**Short exercise**
Without changing a character, return the entries, but not the images they hold.

[Data records]
^^^^^^^^

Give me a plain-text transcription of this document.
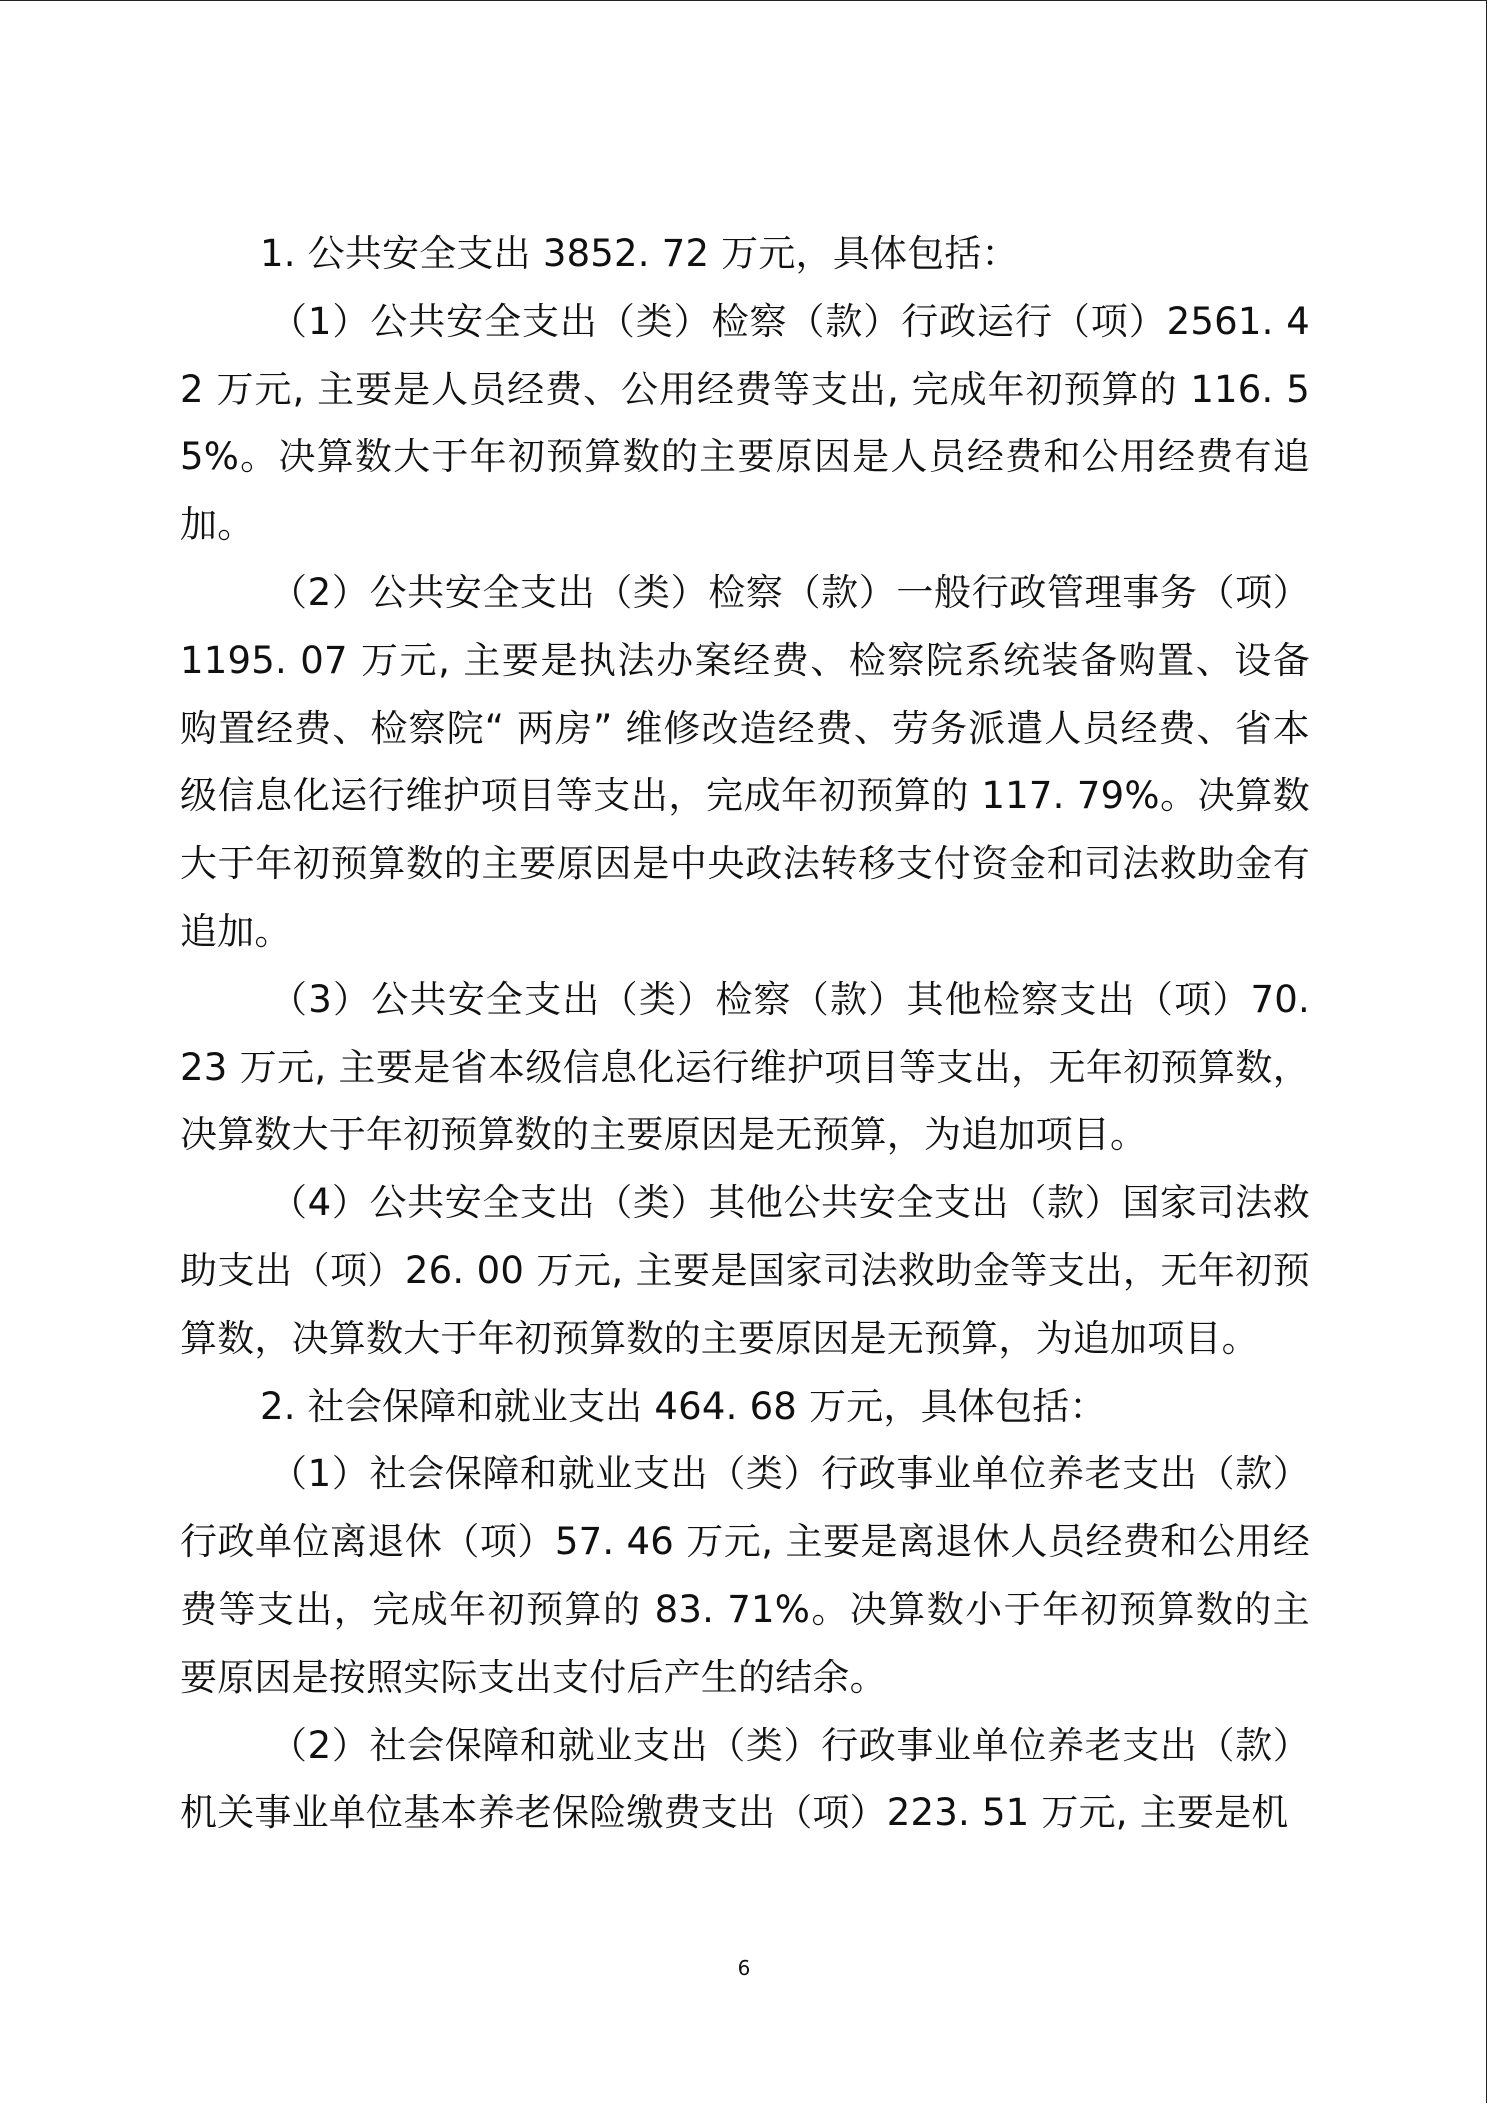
1. 公共安全支出 3852. 72 万元，具体包括：

（1）公共安全支出（类）检察（款）行政运行（项）2561. 42 万元, 主要是人员经费、公用经费等支出, 完成年初预算的 116. 55%。决算数大于年初预算数的主要原因是人员经费和公用经费有追加。

（2）公共安全支出（类）检察（款）一般行政管理事务（项）1195. 07 万元, 主要是执法办案经费、检察院系统装备购置、设备购置经费、检察院“ 两房” 维修改造经费、劳务派遣人员经费、省本级信息化运行维护项目等支出，完成年初预算的 117. 79%。决算数大于年初预算数的主要原因是中央政法转移支付资金和司法救助金有追加。

（3）公共安全支出（类）检察（款）其他检察支出（项）70. 23 万元, 主要是省本级信息化运行维护项目等支出，无年初预算数，决算数大于年初预算数的主要原因是无预算，为追加项目。

（4）公共安全支出（类）其他公共安全支出（款）国家司法救助支出（项）26. 00 万元, 主要是国家司法救助金等支出，无年初预算数，决算数大于年初预算数的主要原因是无预算，为追加项目。

2. 社会保障和就业支出 464. 68 万元，具体包括：

（1）社会保障和就业支出（类）行政事业单位养老支出（款）行政单位离退休（项）57. 46 万元, 主要是离退休人员经费和公用经费等支出，完成年初预算的 83. 71%。决算数小于年初预算数的主要原因是按照实际支出支付后产生的结余。

（2）社会保障和就业支出（类）行政事业单位养老支出（款）机关事业单位基本养老保险缴费支出（项）223. 51 万元, 主要是机

6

^^^^^^^^

**The completed task**
Give me a plain-text transcription of this document.
1. 公共安全支出 3852. 72 万元，具体包括：

（1）公共安全支出（类）检察（款）行政运行（项）2561. 42 万元, 主要是人员经费、公用经费等支出, 完成年初预算的 116. 55%。决算数大于年初预算数的主要原因是人员经费和公用经费有追加。

（2）公共安全支出（类）检察（款）一般行政管理事务（项）1195. 07 万元, 主要是执法办案经费、检察院系统装备购置、设备购置经费、检察院“ 两房” 维修改造经费、劳务派遣人员经费、省本级信息化运行维护项目等支出，完成年初预算的 117. 79%。决算数大于年初预算数的主要原因是中央政法转移支付资金和司法救助金有追加。

（3）公共安全支出（类）检察（款）其他检察支出（项）70. 23 万元, 主要是省本级信息化运行维护项目等支出，无年初预算数，决算数大于年初预算数的主要原因是无预算，为追加项目。

（4）公共安全支出（类）其他公共安全支出（款）国家司法救助支出（项）26. 00 万元, 主要是国家司法救助金等支出，无年初预算数，决算数大于年初预算数的主要原因是无预算，为追加项目。

2. 社会保障和就业支出 464. 68 万元，具体包括：

（1）社会保障和就业支出（类）行政事业单位养老支出（款）行政单位离退休（项）57. 46 万元, 主要是离退休人员经费和公用经费等支出，完成年初预算的 83. 71%。决算数小于年初预算数的主要原因是按照实际支出支付后产生的结余。

（2）社会保障和就业支出（类）行政事业单位养老支出（款）机关事业单位基本养老保险缴费支出（项）223. 51 万元, 主要是机

6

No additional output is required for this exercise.